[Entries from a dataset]
— Start —

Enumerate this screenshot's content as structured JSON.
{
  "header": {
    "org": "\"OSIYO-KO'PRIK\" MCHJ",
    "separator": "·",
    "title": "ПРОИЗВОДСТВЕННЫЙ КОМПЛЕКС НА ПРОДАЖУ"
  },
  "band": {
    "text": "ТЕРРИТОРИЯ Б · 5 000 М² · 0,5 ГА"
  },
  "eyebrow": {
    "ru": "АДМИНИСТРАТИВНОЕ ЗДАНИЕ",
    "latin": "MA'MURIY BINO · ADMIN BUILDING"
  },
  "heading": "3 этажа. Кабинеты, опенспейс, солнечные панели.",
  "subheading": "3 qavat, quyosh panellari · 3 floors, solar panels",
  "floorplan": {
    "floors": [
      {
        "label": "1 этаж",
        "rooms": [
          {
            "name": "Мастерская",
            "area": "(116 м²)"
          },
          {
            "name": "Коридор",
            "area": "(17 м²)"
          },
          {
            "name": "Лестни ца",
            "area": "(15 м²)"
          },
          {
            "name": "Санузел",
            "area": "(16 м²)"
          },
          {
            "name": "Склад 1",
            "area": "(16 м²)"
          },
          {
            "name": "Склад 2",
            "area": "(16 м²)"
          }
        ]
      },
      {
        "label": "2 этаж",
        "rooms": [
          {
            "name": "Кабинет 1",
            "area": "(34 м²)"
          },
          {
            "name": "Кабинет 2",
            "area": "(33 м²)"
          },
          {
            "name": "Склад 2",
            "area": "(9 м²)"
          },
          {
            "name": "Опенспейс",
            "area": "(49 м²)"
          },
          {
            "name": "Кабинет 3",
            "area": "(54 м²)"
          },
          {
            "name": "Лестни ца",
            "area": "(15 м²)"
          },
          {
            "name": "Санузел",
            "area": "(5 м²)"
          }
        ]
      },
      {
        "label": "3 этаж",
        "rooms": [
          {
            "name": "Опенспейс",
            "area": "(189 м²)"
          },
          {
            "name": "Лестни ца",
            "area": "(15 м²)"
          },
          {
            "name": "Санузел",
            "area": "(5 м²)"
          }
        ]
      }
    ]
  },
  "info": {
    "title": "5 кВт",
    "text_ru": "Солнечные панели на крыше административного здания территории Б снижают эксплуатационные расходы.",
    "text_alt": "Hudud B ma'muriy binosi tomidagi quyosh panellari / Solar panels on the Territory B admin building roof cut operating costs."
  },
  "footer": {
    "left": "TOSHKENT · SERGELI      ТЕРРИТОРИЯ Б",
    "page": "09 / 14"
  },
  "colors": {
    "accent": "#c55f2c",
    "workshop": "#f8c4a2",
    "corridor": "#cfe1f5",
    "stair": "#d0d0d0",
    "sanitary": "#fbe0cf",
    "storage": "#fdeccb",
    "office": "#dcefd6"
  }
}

— End —

Copy each record from above exactly, and include every line.

Enumerate this screenshot's content as structured JSON.
{
  "header": {
    "org": "\"OSIYO-KO'PRIK\" MCHJ",
    "separator": "·",
    "title": "ПРОИЗВОДСТВЕННЫЙ КОМПЛЕКС НА ПРОДАЖУ"
  },
  "band": {
    "text": "ТЕРРИТОРИЯ Б · 5 000 М² · 0,5 ГА"
  },
  "eyebrow": {
    "ru": "АДМИНИСТРАТИВНОЕ ЗДАНИЕ",
    "latin": "MA'MURIY BINO · ADMIN BUILDING"
  },
  "heading": "3 этажа. Кабинеты, опенспейс, солнечные панели.",
  "subheading": "3 qavat, quyosh panellari · 3 floors, solar panels",
  "floorplan": {
    "floors": [
      {
        "label": "1 этаж",
        "rooms": [
          {
            "name": "Мастерская",
            "area": "(116 м²)"
          },
          {
            "name": "Коридор",
            "area": "(17 м²)"
          },
          {
            "name": "Лестни ца",
            "area": "(15 м²)"
          },
          {
            "name": "Санузел",
            "area": "(16 м²)"
          },
          {
            "name": "Склад 1",
            "area": "(16 м²)"
          },
          {
            "name": "Склад 2",
            "area": "(16 м²)"
          }
        ]
      },
      {
        "label": "2 этаж",
        "rooms": [
          {
            "name": "Кабинет 1",
            "area": "(34 м²)"
          },
          {
            "name": "Кабинет 2",
            "area": "(33 м²)"
          },
          {
            "name": "Склад 2",
            "area": "(9 м²)"
          },
          {
            "name": "Опенспейс",
            "area": "(49 м²)"
          },
          {
            "name": "Кабинет 3",
            "area": "(54 м²)"
          },
          {
            "name": "Лестни ца",
            "area": "(15 м²)"
          },
          {
            "name": "Санузел",
            "area": "(5 м²)"
          }
        ]
      },
      {
        "label": "3 этаж",
        "rooms": [
          {
            "name": "Опенспейс",
            "area": "(189 м²)"
          },
          {
            "name": "Лестни ца",
            "area": "(15 м²)"
          },
          {
            "name": "Санузел",
            "area": "(5 м²)"
          }
        ]
      }
    ]
  },
  "info": {
    "title": "5 кВт",
    "text_ru": "Солнечные панели на крыше административного здания территории Б снижают эксплуатационные расходы.",
    "text_alt": "Hudud B ma'muriy binosi tomidagi quyosh panellari / Solar panels on the Territory B admin building roof cut operating costs."
  },
  "footer": {
    "left": "TOSHKENT · SERGELI      ТЕРРИТОРИЯ Б",
    "page": "09 / 14"
  },
  "colors": {
    "accent": "#c55f2c",
    "workshop": "#f8c4a2",
    "corridor": "#cfe1f5",
    "stair": "#d0d0d0",
    "sanitary": "#fbe0cf",
    "storage": "#fdeccb",
    "office": "#dcefd6"
  }
}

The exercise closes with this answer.